### WORK REQUEST
Set down the entries exactly as they appear, apart from the images, which stay out.

-.-.-

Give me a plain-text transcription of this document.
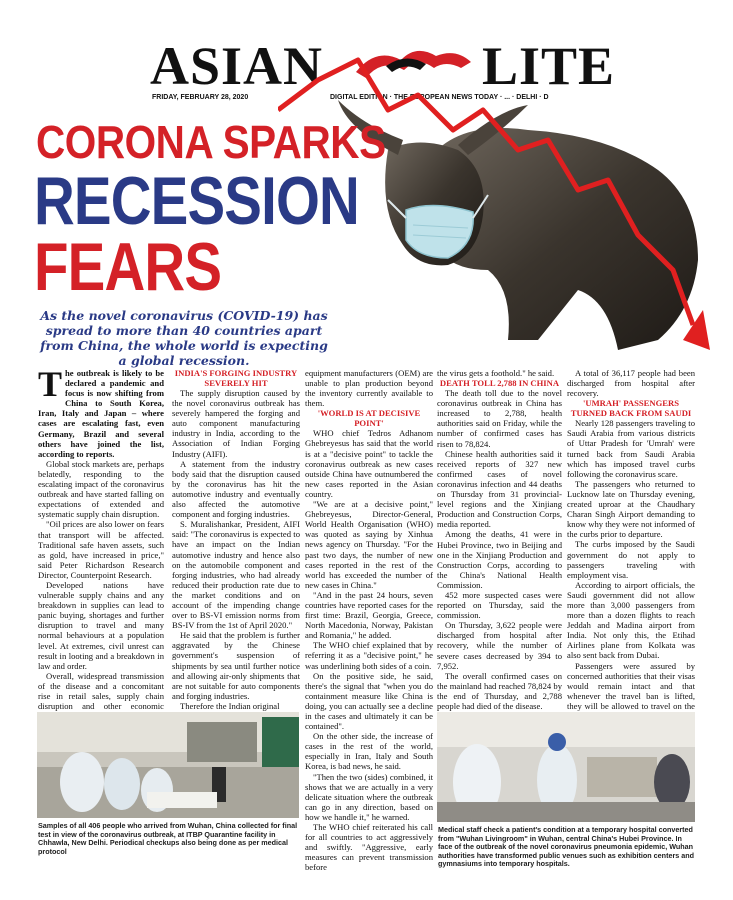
ASIAN	LITE
FRIDAY, FEBRUARY 28, 2020	DIGITAL EDITION · THE EUROPEAN NEWS TODAY · ... · DELHI · D
CORONA SPARKS
RECESSION
FEARS
As the novel coronavirus (COVID-19) has spread to more than 40 countries apart from China, the whole world is expecting a global recession.

The outbreak is likely to be declared a pandemic and focus is now shifting from China to South Korea, Iran, Italy and Japan – where cases are escalating fast, even Germany, Brazil and several others have joined the list, according to reports.

Global stock markets are, perhaps belatedly, responding to the escalating impact of the coronavirus outbreak and have started falling on expectations of extended and systematic supply chain disruption.

"Oil prices are also lower on fears that transport will be affected. Traditional safe haven assets, such as gold, have increased in price," said Peter Richardson Research Director, Counterpoint Research.

Developed nations have vulnerable supply chains and any breakdown in supplies can lead to panic buying, shortages and further disruption to travel and many normal behaviours at a population level. At extremes, civil unrest can result in looting and a breakdown in law and order.

Overall, widespread transmission of the disease and a concomitant rise in retail sales, supply chain disruption and other economic

INDIA'S FORGING INDUSTRY SEVERELY HIT

The supply disruption caused by the novel coronavirus outbreak has severely hampered the forging and auto component manufacturing industry in India, according to the Association of Indian Forging Industry (AIFI).

A statement from the industry body said that the disruption caused by the coronavirus has hit the automotive industry and eventually also affected the automotive component and forging industries.

S. Muralishankar, President, AIFI said: "The coronavirus is expected to have an impact on the Indian automotive industry and hence also on the automobile component and forging industries, who had already reduced their production rate due to the market conditions and on account of the impending change over to BS-VI emission norms from BS-IV from the 1st of April 2020."

He said that the problem is further aggravated by the Chinese government's suspension of shipments by sea until further notice and allowing air-only shipments that are not suitable for auto components and forging industries.

Therefore the Indian original

equipment manufacturers (OEM) are unable to plan production beyond the inventory currently available to them.

'WORLD IS AT DECISIVE POINT'

WHO chief Tedros Adhanom Ghebreyesus has said that the world is at a "decisive point" to tackle the coronavirus outbreak as new cases outside China have outnumbered the new cases reported in the Asian country.

"We are at a decisive point," Ghebreyesus, Director-General, World Health Organisation (WHO) was quoted as saying by Xinhua news agency on Thursday. "For the past two days, the number of new cases reported in the rest of the world has exceeded the number of new cases in China."

"And in the past 24 hours, seven countries have reported cases for the first time: Brazil, Georgia, Greece, North Macedonia, Norway, Pakistan and Romania," he added.

The WHO chief explained that by referring it as a "decisive point," he was underlining both sides of a coin.

On the positive side, he said, there's the signal that "when you do containment measure like China is doing, you can actually see a decline in the cases and ultimately it can be contained".

On the other side, the increase of cases in the rest of the world, especially in Iran, Italy and South Korea, is bad news, he said.

"Then the two (sides) combined, it shows that we are actually in a very delicate situation where the outbreak can go in any direction, based on how we handle it," he warned.

The WHO chief reiterated his call for all countries to act aggressively and swiftly. "Aggressive, early measures can prevent transmission before

the virus gets a foothold." he said.

DEATH TOLL 2,788 IN CHINA

The death toll due to the novel coronavirus outbreak in China has increased to 2,788, health authorities said on Friday, while the number of confirmed cases has risen to 78,824.

Chinese health authorities said it received reports of 327 new confirmed cases of novel coronavirus infection and 44 deaths on Thursday from 31 provincial-level regions and the Xinjiang Production and Construction Corps, media reported.

Among the deaths, 41 were in Hubei Province, two in Beijing and one in the Xinjiang Production and Construction Corps, according to the China's National Health Commission.

452 more suspected cases were reported on Thursday, said the commission.

On Thursday, 3,622 people were discharged from hospital after recovery, while the number of severe cases decreased by 394 to 7,952.

The overall confirmed cases on the mainland had reached 78,824 by the end of Thursday, and 2,788 people had died of the disease.

A total of 36,117 people had been discharged from hospital after recovery.

'UMRAH' PASSENGERS TURNED BACK FROM SAUDI

Nearly 128 passengers traveling to Saudi Arabia from various districts of Uttar Pradesh for 'Umrah' were turned back from Saudi Arabia which has imposed travel curbs following the coronavirus scare.

The passengers who returned to Lucknow late on Thursday evening, created uproar at the Chaudhary Charan Singh Airport demanding to know why they were not informed of the curbs prior to departure.

The curbs imposed by the Saudi government do not apply to passengers traveling with employment visa.

According to airport officials, the Saudi government did not allow more than 3,000 passengers from more than a dozen flights to reach Jeddah and Madina airport from India. Not only this, the Etihad Airlines plane from Kolkata was also sent back from Dubai.

Passengers were assured by concerned authorities that their visas would remain intact and that whenever the travel ban is lifted, they will be allowed to travel on the

Samples of all 406 people who arrived from Wuhan, China collected for final test in view of the coronavirus outbreak, at ITBP Quarantine facility in Chhawla, New Delhi. Periodical checkups also being done as per medical protocol
Medical staff check a patient's condition at a temporary hospital converted from "Wuhan Livingroom" in Wuhan, central China's Hubei Province. In face of the outbreak of the novel coronavirus pneumonia epidemic, Wuhan authorities have transformed public venues such as exhibition centers and gymnasiums into temporary hospitals.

-.-.-

### TASK ANSWER
Give me a plain-text transcription of this document.
ASIAN	LITE
FRIDAY, FEBRUARY 28, 2020	DIGITAL EDITION · THE EUROPEAN NEWS TODAY · ... · DELHI · D
CORONA SPARKS
RECESSION
FEARS
As the novel coronavirus (COVID-19) has spread to more than 40 countries apart from China, the whole world is expecting a global recession.

The outbreak is likely to be declared a pandemic and focus is now shifting from China to South Korea, Iran, Italy and Japan – where cases are escalating fast, even Germany, Brazil and several others have joined the list, according to reports.

Global stock markets are, perhaps belatedly, responding to the escalating impact of the coronavirus outbreak and have started falling on expectations of extended and systematic supply chain disruption.

"Oil prices are also lower on fears that transport will be affected. Traditional safe haven assets, such as gold, have increased in price," said Peter Richardson Research Director, Counterpoint Research.

Developed nations have vulnerable supply chains and any breakdown in supplies can lead to panic buying, shortages and further disruption to travel and many normal behaviours at a population level. At extremes, civil unrest can result in looting and a breakdown in law and order.

Overall, widespread transmission of the disease and a concomitant rise in retail sales, supply chain disruption and other economic

INDIA'S FORGING INDUSTRY SEVERELY HIT

The supply disruption caused by the novel coronavirus outbreak has severely hampered the forging and auto component manufacturing industry in India, according to the Association of Indian Forging Industry (AIFI).

A statement from the industry body said that the disruption caused by the coronavirus has hit the automotive industry and eventually also affected the automotive component and forging industries.

S. Muralishankar, President, AIFI said: "The coronavirus is expected to have an impact on the Indian automotive industry and hence also on the automobile component and forging industries, who had already reduced their production rate due to the market conditions and on account of the impending change over to BS-VI emission norms from BS-IV from the 1st of April 2020."

He said that the problem is further aggravated by the Chinese government's suspension of shipments by sea until further notice and allowing air-only shipments that are not suitable for auto components and forging industries.

Therefore the Indian original

equipment manufacturers (OEM) are unable to plan production beyond the inventory currently available to them.

'WORLD IS AT DECISIVE POINT'

WHO chief Tedros Adhanom Ghebreyesus has said that the world is at a "decisive point" to tackle the coronavirus outbreak as new cases outside China have outnumbered the new cases reported in the Asian country.

"We are at a decisive point," Ghebreyesus, Director-General, World Health Organisation (WHO) was quoted as saying by Xinhua news agency on Thursday. "For the past two days, the number of new cases reported in the rest of the world has exceeded the number of new cases in China."

"And in the past 24 hours, seven countries have reported cases for the first time: Brazil, Georgia, Greece, North Macedonia, Norway, Pakistan and Romania," he added.

The WHO chief explained that by referring it as a "decisive point," he was underlining both sides of a coin.

On the positive side, he said, there's the signal that "when you do containment measure like China is doing, you can actually see a decline in the cases and ultimately it can be contained".

On the other side, the increase of cases in the rest of the world, especially in Iran, Italy and South Korea, is bad news, he said.

"Then the two (sides) combined, it shows that we are actually in a very delicate situation where the outbreak can go in any direction, based on how we handle it," he warned.

The WHO chief reiterated his call for all countries to act aggressively and swiftly. "Aggressive, early measures can prevent transmission before

the virus gets a foothold." he said.

DEATH TOLL 2,788 IN CHINA

The death toll due to the novel coronavirus outbreak in China has increased to 2,788, health authorities said on Friday, while the number of confirmed cases has risen to 78,824.

Chinese health authorities said it received reports of 327 new confirmed cases of novel coronavirus infection and 44 deaths on Thursday from 31 provincial-level regions and the Xinjiang Production and Construction Corps, media reported.

Among the deaths, 41 were in Hubei Province, two in Beijing and one in the Xinjiang Production and Construction Corps, according to the China's National Health Commission.

452 more suspected cases were reported on Thursday, said the commission.

On Thursday, 3,622 people were discharged from hospital after recovery, while the number of severe cases decreased by 394 to 7,952.

The overall confirmed cases on the mainland had reached 78,824 by the end of Thursday, and 2,788 people had died of the disease.

A total of 36,117 people had been discharged from hospital after recovery.

'UMRAH' PASSENGERS TURNED BACK FROM SAUDI

Nearly 128 passengers traveling to Saudi Arabia from various districts of Uttar Pradesh for 'Umrah' were turned back from Saudi Arabia which has imposed travel curbs following the coronavirus scare.

The passengers who returned to Lucknow late on Thursday evening, created uproar at the Chaudhary Charan Singh Airport demanding to know why they were not informed of the curbs prior to departure.

The curbs imposed by the Saudi government do not apply to passengers traveling with employment visa.

According to airport officials, the Saudi government did not allow more than 3,000 passengers from more than a dozen flights to reach Jeddah and Madina airport from India. Not only this, the Etihad Airlines plane from Kolkata was also sent back from Dubai.

Passengers were assured by concerned authorities that their visas would remain intact and that whenever the travel ban is lifted, they will be allowed to travel on the

Samples of all 406 people who arrived from Wuhan, China collected for final test in view of the coronavirus outbreak, at ITBP Quarantine facility in Chhawla, New Delhi. Periodical checkups also being done as per medical protocol
Medical staff check a patient's condition at a temporary hospital converted from "Wuhan Livingroom" in Wuhan, central China's Hubei Province. In face of the outbreak of the novel coronavirus pneumonia epidemic, Wuhan authorities have transformed public venues such as exhibition centers and gymnasiums into temporary hospitals.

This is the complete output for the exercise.